Entries taken from a collection:
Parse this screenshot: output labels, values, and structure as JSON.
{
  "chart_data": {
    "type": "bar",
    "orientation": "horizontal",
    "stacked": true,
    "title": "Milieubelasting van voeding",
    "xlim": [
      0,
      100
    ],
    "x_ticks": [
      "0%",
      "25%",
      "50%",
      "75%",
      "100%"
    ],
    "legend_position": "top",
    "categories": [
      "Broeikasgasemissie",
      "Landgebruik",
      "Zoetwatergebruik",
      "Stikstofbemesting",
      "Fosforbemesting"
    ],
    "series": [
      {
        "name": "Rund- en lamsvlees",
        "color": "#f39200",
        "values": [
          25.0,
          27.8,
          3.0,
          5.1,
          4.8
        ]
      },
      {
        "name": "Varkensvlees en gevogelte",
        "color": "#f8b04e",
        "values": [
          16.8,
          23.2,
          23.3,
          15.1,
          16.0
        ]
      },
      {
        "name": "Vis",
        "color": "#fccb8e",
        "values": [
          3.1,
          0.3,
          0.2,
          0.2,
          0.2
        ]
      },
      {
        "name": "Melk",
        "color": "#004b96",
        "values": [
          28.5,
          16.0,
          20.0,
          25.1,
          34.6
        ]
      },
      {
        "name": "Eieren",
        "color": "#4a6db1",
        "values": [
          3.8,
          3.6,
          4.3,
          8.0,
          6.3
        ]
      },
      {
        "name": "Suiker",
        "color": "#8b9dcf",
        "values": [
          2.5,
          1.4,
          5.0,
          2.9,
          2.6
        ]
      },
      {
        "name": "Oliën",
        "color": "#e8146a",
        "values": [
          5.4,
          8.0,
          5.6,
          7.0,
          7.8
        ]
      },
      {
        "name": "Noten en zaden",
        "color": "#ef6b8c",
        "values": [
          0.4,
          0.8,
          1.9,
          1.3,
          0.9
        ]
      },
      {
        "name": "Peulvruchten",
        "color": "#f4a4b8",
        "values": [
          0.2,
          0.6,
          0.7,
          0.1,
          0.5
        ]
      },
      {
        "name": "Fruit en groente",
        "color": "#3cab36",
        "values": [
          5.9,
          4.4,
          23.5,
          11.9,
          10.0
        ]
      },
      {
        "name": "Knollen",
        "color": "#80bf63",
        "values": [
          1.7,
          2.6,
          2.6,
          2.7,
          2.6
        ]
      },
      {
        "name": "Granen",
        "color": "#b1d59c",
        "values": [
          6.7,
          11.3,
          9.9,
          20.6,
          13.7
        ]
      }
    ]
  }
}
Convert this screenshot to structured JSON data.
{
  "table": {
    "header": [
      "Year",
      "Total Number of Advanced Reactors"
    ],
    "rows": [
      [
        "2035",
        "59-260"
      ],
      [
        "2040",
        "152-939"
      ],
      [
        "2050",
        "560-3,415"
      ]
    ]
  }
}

Prompt: Output each entry precisely as given.

Solution to the problem:
Parse this screenshot: output labels, values, and structure as JSON.
{
  "chart_data": {
    "type": "bar",
    "orientation": "horizontal",
    "stacked": true,
    "title": "Milieubelasting van voeding",
    "xlim": [
      0,
      100
    ],
    "x_ticks": [
      "0%",
      "25%",
      "50%",
      "75%",
      "100%"
    ],
    "legend_position": "top",
    "categories": [
      "Broeikasgasemissie",
      "Landgebruik",
      "Zoetwatergebruik",
      "Stikstofbemesting",
      "Fosforbemesting"
    ],
    "series": [
      {
        "name": "Rund- en lamsvlees",
        "color": "#f39200",
        "values": [
          25.0,
          27.8,
          3.0,
          5.1,
          4.8
        ]
      },
      {
        "name": "Varkensvlees en gevogelte",
        "color": "#f8b04e",
        "values": [
          16.8,
          23.2,
          23.3,
          15.1,
          16.0
        ]
      },
      {
        "name": "Vis",
        "color": "#fccb8e",
        "values": [
          3.1,
          0.3,
          0.2,
          0.2,
          0.2
        ]
      },
      {
        "name": "Melk",
        "color": "#004b96",
        "values": [
          28.5,
          16.0,
          20.0,
          25.1,
          34.6
        ]
      },
      {
        "name": "Eieren",
        "color": "#4a6db1",
        "values": [
          3.8,
          3.6,
          4.3,
          8.0,
          6.3
        ]
      },
      {
        "name": "Suiker",
        "color": "#8b9dcf",
        "values": [
          2.5,
          1.4,
          5.0,
          2.9,
          2.6
        ]
      },
      {
        "name": "Oliën",
        "color": "#e8146a",
        "values": [
          5.4,
          8.0,
          5.6,
          7.0,
          7.8
        ]
      },
      {
        "name": "Noten en zaden",
        "color": "#ef6b8c",
        "values": [
          0.4,
          0.8,
          1.9,
          1.3,
          0.9
        ]
      },
      {
        "name": "Peulvruchten",
        "color": "#f4a4b8",
        "values": [
          0.2,
          0.6,
          0.7,
          0.1,
          0.5
        ]
      },
      {
        "name": "Fruit en groente",
        "color": "#3cab36",
        "values": [
          5.9,
          4.4,
          23.5,
          11.9,
          10.0
        ]
      },
      {
        "name": "Knollen",
        "color": "#80bf63",
        "values": [
          1.7,
          2.6,
          2.6,
          2.7,
          2.6
        ]
      },
      {
        "name": "Granen",
        "color": "#b1d59c",
        "values": [
          6.7,
          11.3,
          9.9,
          20.6,
          13.7
        ]
      }
    ]
  }
}
Convert this screenshot to structured JSON data.
{
  "table": {
    "header": [
      "Year",
      "Total Number of Advanced Reactors"
    ],
    "rows": [
      [
        "2035",
        "59-260"
      ],
      [
        "2040",
        "152-939"
      ],
      [
        "2050",
        "560-3,415"
      ]
    ]
  }
}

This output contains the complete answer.